■ TASK DESCRIPTION:
Return the full listing exactly as it is written.

■ EXCERPTED RECORDS:
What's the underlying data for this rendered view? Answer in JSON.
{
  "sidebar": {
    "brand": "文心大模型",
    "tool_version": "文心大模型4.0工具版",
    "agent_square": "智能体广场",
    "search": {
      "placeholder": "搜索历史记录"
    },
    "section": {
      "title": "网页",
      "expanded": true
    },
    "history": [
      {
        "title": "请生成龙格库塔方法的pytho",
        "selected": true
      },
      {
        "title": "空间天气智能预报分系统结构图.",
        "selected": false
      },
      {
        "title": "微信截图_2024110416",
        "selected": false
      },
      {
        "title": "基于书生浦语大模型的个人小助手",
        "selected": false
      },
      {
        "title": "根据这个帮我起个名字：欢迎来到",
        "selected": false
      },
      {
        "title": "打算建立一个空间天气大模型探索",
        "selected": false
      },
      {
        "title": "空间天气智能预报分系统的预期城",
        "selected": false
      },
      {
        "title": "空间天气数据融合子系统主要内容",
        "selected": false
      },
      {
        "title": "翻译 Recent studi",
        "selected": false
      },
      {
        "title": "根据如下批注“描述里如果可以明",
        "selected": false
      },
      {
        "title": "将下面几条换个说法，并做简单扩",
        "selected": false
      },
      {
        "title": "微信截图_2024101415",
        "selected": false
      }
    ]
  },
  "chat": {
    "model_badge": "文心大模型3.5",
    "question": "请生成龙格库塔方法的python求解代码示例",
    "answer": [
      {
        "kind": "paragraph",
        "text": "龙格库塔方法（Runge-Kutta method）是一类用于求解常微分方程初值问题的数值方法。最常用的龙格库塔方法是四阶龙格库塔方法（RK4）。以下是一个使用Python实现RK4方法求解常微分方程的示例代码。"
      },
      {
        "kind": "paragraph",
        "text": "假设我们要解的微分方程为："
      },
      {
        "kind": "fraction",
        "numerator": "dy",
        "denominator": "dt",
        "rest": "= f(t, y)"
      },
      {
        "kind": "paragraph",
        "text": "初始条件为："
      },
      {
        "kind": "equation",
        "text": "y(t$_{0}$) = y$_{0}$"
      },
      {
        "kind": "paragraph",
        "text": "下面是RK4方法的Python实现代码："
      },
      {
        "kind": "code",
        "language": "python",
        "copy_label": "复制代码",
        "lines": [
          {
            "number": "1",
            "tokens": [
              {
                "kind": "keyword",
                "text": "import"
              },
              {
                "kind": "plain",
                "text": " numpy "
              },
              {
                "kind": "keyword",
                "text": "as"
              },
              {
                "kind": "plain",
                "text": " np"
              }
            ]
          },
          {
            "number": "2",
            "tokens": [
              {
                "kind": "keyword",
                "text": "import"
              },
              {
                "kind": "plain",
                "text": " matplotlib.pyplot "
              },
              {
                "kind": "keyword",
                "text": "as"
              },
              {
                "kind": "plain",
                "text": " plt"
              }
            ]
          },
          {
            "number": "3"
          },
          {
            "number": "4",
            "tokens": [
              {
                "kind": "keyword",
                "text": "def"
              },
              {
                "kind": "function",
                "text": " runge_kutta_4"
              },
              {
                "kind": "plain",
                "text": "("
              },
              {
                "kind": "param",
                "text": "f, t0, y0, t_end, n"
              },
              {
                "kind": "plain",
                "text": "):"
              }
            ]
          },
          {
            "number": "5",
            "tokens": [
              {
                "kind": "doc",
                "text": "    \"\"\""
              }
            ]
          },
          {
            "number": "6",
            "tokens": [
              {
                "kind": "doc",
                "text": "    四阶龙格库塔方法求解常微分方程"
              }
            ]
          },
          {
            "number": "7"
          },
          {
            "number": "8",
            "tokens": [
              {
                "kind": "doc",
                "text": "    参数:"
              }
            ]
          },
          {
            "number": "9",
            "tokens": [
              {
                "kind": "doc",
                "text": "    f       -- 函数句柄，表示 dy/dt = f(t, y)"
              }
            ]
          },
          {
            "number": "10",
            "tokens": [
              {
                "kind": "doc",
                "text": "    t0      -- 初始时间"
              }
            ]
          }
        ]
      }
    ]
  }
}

■ OUTPUT FOR THIS EXERCISE:
What's the underlying data for this rendered view? Answer in JSON.
{
  "sidebar": {
    "brand": "文心大模型",
    "tool_version": "文心大模型4.0工具版",
    "agent_square": "智能体广场",
    "search": {
      "placeholder": "搜索历史记录"
    },
    "section": {
      "title": "网页",
      "expanded": true
    },
    "history": [
      {
        "title": "请生成龙格库塔方法的pytho",
        "selected": true
      },
      {
        "title": "空间天气智能预报分系统结构图.",
        "selected": false
      },
      {
        "title": "微信截图_2024110416",
        "selected": false
      },
      {
        "title": "基于书生浦语大模型的个人小助手",
        "selected": false
      },
      {
        "title": "根据这个帮我起个名字：欢迎来到",
        "selected": false
      },
      {
        "title": "打算建立一个空间天气大模型探索",
        "selected": false
      },
      {
        "title": "空间天气智能预报分系统的预期城",
        "selected": false
      },
      {
        "title": "空间天气数据融合子系统主要内容",
        "selected": false
      },
      {
        "title": "翻译 Recent studi",
        "selected": false
      },
      {
        "title": "根据如下批注“描述里如果可以明",
        "selected": false
      },
      {
        "title": "将下面几条换个说法，并做简单扩",
        "selected": false
      },
      {
        "title": "微信截图_2024101415",
        "selected": false
      }
    ]
  },
  "chat": {
    "model_badge": "文心大模型3.5",
    "question": "请生成龙格库塔方法的python求解代码示例",
    "answer": [
      {
        "kind": "paragraph",
        "text": "龙格库塔方法（Runge-Kutta method）是一类用于求解常微分方程初值问题的数值方法。最常用的龙格库塔方法是四阶龙格库塔方法（RK4）。以下是一个使用Python实现RK4方法求解常微分方程的示例代码。"
      },
      {
        "kind": "paragraph",
        "text": "假设我们要解的微分方程为："
      },
      {
        "kind": "fraction",
        "numerator": "dy",
        "denominator": "dt",
        "rest": "= f(t, y)"
      },
      {
        "kind": "paragraph",
        "text": "初始条件为："
      },
      {
        "kind": "equation",
        "text": "y(t$_{0}$) = y$_{0}$"
      },
      {
        "kind": "paragraph",
        "text": "下面是RK4方法的Python实现代码："
      },
      {
        "kind": "code",
        "language": "python",
        "copy_label": "复制代码",
        "lines": [
          {
            "number": "1",
            "tokens": [
              {
                "kind": "keyword",
                "text": "import"
              },
              {
                "kind": "plain",
                "text": " numpy "
              },
              {
                "kind": "keyword",
                "text": "as"
              },
              {
                "kind": "plain",
                "text": " np"
              }
            ]
          },
          {
            "number": "2",
            "tokens": [
              {
                "kind": "keyword",
                "text": "import"
              },
              {
                "kind": "plain",
                "text": " matplotlib.pyplot "
              },
              {
                "kind": "keyword",
                "text": "as"
              },
              {
                "kind": "plain",
                "text": " plt"
              }
            ]
          },
          {
            "number": "3"
          },
          {
            "number": "4",
            "tokens": [
              {
                "kind": "keyword",
                "text": "def"
              },
              {
                "kind": "function",
                "text": " runge_kutta_4"
              },
              {
                "kind": "plain",
                "text": "("
              },
              {
                "kind": "param",
                "text": "f, t0, y0, t_end, n"
              },
              {
                "kind": "plain",
                "text": "):"
              }
            ]
          },
          {
            "number": "5",
            "tokens": [
              {
                "kind": "doc",
                "text": "    \"\"\""
              }
            ]
          },
          {
            "number": "6",
            "tokens": [
              {
                "kind": "doc",
                "text": "    四阶龙格库塔方法求解常微分方程"
              }
            ]
          },
          {
            "number": "7"
          },
          {
            "number": "8",
            "tokens": [
              {
                "kind": "doc",
                "text": "    参数:"
              }
            ]
          },
          {
            "number": "9",
            "tokens": [
              {
                "kind": "doc",
                "text": "    f       -- 函数句柄，表示 dy/dt = f(t, y)"
              }
            ]
          },
          {
            "number": "10",
            "tokens": [
              {
                "kind": "doc",
                "text": "    t0      -- 初始时间"
              }
            ]
          }
        ]
      }
    ]
  }
}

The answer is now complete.